Dataset items:
┄┄┄┄┄┄┄┄┄┄

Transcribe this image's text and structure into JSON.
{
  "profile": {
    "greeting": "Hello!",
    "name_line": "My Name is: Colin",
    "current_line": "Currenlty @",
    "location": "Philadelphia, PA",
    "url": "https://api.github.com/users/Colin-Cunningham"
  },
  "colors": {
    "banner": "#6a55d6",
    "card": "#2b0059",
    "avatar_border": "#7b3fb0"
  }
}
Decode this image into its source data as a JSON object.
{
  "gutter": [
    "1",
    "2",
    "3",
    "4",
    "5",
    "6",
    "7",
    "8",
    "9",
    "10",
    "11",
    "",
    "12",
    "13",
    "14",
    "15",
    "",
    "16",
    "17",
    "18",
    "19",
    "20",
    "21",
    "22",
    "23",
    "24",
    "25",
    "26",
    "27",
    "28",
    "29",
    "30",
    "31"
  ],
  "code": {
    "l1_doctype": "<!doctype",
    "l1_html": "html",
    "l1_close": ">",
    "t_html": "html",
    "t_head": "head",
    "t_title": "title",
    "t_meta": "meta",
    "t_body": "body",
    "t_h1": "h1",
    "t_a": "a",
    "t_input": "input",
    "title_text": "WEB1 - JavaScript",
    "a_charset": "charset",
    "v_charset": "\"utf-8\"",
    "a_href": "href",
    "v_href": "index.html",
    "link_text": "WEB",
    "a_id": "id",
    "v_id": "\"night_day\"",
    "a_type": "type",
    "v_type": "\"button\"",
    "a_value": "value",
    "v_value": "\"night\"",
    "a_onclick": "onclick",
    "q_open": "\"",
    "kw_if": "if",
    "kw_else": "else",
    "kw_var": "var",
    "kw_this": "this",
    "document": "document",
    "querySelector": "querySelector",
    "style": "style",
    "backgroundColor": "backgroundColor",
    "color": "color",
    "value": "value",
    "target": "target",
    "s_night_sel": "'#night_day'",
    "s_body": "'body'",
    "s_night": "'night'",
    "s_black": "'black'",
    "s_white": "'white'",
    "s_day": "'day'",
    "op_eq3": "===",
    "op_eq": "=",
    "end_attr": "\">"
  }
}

┄┄┄┄┄┄┄┄┄┄

- [SHORT EXERCISE]
Only lines with the word "image" should be collected from the material.

- [EXERCISE SOLUTION]
Transcribe this image's text and structure into JSON.
Decode this image into its source data as a JSON object.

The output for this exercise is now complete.